Element box annotations:
● ● ●

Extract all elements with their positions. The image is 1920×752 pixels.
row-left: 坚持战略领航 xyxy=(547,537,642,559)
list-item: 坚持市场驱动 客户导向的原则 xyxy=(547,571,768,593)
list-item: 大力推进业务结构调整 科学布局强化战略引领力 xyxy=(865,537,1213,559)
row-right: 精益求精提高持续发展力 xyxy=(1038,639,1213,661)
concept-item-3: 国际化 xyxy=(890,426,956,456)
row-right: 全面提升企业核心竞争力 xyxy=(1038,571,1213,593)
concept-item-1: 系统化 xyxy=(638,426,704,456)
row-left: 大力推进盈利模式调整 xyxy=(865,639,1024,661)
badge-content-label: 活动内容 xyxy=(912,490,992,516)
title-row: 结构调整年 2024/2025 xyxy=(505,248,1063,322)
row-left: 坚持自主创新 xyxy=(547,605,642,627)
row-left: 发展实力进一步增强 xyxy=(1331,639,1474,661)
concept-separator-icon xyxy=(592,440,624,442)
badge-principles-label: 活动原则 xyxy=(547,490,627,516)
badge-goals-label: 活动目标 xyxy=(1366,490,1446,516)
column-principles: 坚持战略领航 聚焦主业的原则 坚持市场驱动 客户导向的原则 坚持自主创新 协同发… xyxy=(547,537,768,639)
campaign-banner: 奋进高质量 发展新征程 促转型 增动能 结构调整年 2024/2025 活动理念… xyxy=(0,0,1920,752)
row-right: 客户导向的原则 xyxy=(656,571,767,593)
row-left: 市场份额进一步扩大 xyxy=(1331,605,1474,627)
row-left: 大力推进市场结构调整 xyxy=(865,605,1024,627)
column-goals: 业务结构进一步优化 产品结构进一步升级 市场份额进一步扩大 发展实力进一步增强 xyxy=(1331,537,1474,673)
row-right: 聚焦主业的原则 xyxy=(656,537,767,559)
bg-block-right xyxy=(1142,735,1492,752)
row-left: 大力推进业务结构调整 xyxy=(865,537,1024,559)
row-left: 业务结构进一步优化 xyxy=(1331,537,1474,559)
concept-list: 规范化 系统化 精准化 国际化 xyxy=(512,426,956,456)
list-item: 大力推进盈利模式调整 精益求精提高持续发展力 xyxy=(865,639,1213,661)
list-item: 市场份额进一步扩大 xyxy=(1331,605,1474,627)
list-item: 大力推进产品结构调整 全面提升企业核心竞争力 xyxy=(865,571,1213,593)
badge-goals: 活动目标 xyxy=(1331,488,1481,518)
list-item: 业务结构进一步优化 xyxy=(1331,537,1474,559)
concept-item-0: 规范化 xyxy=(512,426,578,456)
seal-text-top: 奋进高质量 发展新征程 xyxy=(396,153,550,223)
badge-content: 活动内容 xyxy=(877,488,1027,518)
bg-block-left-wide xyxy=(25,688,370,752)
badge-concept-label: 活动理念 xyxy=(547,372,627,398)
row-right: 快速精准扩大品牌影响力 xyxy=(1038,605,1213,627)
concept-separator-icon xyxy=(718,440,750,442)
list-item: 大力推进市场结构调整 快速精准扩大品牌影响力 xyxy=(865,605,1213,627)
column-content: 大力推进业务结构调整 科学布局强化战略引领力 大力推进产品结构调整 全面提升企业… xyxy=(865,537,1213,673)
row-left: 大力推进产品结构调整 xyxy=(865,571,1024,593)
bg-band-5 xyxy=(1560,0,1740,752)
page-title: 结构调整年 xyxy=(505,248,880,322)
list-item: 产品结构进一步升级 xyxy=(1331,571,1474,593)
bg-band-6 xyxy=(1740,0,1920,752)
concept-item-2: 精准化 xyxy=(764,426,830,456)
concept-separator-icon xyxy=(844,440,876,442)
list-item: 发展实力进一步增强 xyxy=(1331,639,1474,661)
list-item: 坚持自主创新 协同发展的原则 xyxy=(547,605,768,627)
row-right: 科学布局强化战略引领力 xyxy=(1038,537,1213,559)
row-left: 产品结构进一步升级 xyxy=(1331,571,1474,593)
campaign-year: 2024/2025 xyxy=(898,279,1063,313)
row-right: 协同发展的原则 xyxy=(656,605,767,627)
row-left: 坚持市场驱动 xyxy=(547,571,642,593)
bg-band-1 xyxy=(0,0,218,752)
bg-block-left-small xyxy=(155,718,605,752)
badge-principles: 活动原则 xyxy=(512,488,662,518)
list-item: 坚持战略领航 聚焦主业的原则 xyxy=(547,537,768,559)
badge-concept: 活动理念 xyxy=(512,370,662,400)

● ● ●

Put these lines into a JSON list of strings, one string per line, with blank lines left out, and cover all of the entries.

[
  "Extract all elements with their positions. The image is 1920×752 pixels.",
  "row-left: 坚持战略领航 xyxy=(547,537,642,559)",
  "list-item: 坚持市场驱动 客户导向的原则 xyxy=(547,571,768,593)",
  "list-item: 大力推进业务结构调整 科学布局强化战略引领力 xyxy=(865,537,1213,559)",
  "row-right: 精益求精提高持续发展力 xyxy=(1038,639,1213,661)",
  "concept-item-3: 国际化 xyxy=(890,426,956,456)",
  "row-right: 全面提升企业核心竞争力 xyxy=(1038,571,1213,593)",
  "concept-item-1: 系统化 xyxy=(638,426,704,456)",
  "row-left: 大力推进盈利模式调整 xyxy=(865,639,1024,661)",
  "badge-content-label: 活动内容 xyxy=(912,490,992,516)",
  "title-row: 结构调整年 2024/2025 xyxy=(505,248,1063,322)",
  "row-left: 坚持自主创新 xyxy=(547,605,642,627)",
  "row-left: 发展实力进一步增强 xyxy=(1331,639,1474,661)",
  "concept-separator-icon xyxy=(592,440,624,442)",
  "badge-principles-label: 活动原则 xyxy=(547,490,627,516)",
  "badge-goals-label: 活动目标 xyxy=(1366,490,1446,516)",
  "column-principles: 坚持战略领航 聚焦主业的原则 坚持市场驱动 客户导向的原则 坚持自主创新 协同发… xyxy=(547,537,768,639)",
  "campaign-banner: 奋进高质量 发展新征程 促转型 增动能 结构调整年 2024/2025 活动理念… xyxy=(0,0,1920,752)",
  "row-right: 客户导向的原则 xyxy=(656,571,767,593)",
  "row-left: 市场份额进一步扩大 xyxy=(1331,605,1474,627)",
  "row-left: 大力推进市场结构调整 xyxy=(865,605,1024,627)",
  "column-goals: 业务结构进一步优化 产品结构进一步升级 市场份额进一步扩大 发展实力进一步增强 xyxy=(1331,537,1474,673)",
  "row-right: 聚焦主业的原则 xyxy=(656,537,767,559)",
  "bg-block-right xyxy=(1142,735,1492,752)",
  "row-left: 大力推进业务结构调整 xyxy=(865,537,1024,559)",
  "row-left: 业务结构进一步优化 xyxy=(1331,537,1474,559)",
  "concept-list: 规范化 系统化 精准化 国际化 xyxy=(512,426,956,456)",
  "list-item: 大力推进盈利模式调整 精益求精提高持续发展力 xyxy=(865,639,1213,661)",
  "list-item: 市场份额进一步扩大 xyxy=(1331,605,1474,627)",
  "list-item: 大力推进产品结构调整 全面提升企业核心竞争力 xyxy=(865,571,1213,593)",
  "badge-goals: 活动目标 xyxy=(1331,488,1481,518)",
  "list-item: 业务结构进一步优化 xyxy=(1331,537,1474,559)",
  "concept-item-0: 规范化 xyxy=(512,426,578,456)",
  "seal-text-top: 奋进高质量 发展新征程 xyxy=(396,153,550,223)",
  "badge-content: 活动内容 xyxy=(877,488,1027,518)",
  "bg-block-left-wide xyxy=(25,688,370,752)",
  "badge-concept-label: 活动理念 xyxy=(547,372,627,398)",
  "row-right: 快速精准扩大品牌影响力 xyxy=(1038,605,1213,627)",
  "concept-separator-icon xyxy=(718,440,750,442)",
  "list-item: 大力推进市场结构调整 快速精准扩大品牌影响力 xyxy=(865,605,1213,627)",
  "column-content: 大力推进业务结构调整 科学布局强化战略引领力 大力推进产品结构调整 全面提升企业… xyxy=(865,537,1213,673)",
  "row-left: 大力推进产品结构调整 xyxy=(865,571,1024,593)",
  "bg-band-5 xyxy=(1560,0,1740,752)",
  "page-title: 结构调整年 xyxy=(505,248,880,322)",
  "list-item: 产品结构进一步升级 xyxy=(1331,571,1474,593)",
  "bg-band-6 xyxy=(1740,0,1920,752)",
  "concept-item-2: 精准化 xyxy=(764,426,830,456)",
  "concept-separator-icon xyxy=(844,440,876,442)",
  "list-item: 发展实力进一步增强 xyxy=(1331,639,1474,661)",
  "list-item: 坚持自主创新 协同发展的原则 xyxy=(547,605,768,627)",
  "row-right: 科学布局强化战略引领力 xyxy=(1038,537,1213,559)",
  "row-left: 产品结构进一步升级 xyxy=(1331,571,1474,593)",
  "campaign-year: 2024/2025 xyxy=(898,279,1063,313)",
  "row-right: 协同发展的原则 xyxy=(656,605,767,627)",
  "row-left: 坚持市场驱动 xyxy=(547,571,642,593)",
  "bg-band-1 xyxy=(0,0,218,752)",
  "bg-block-left-small xyxy=(155,718,605,752)",
  "badge-principles: 活动原则 xyxy=(512,488,662,518)",
  "list-item: 坚持战略领航 聚焦主业的原则 xyxy=(547,537,768,559)",
  "badge-concept: 活动理念 xyxy=(512,370,662,400)"
]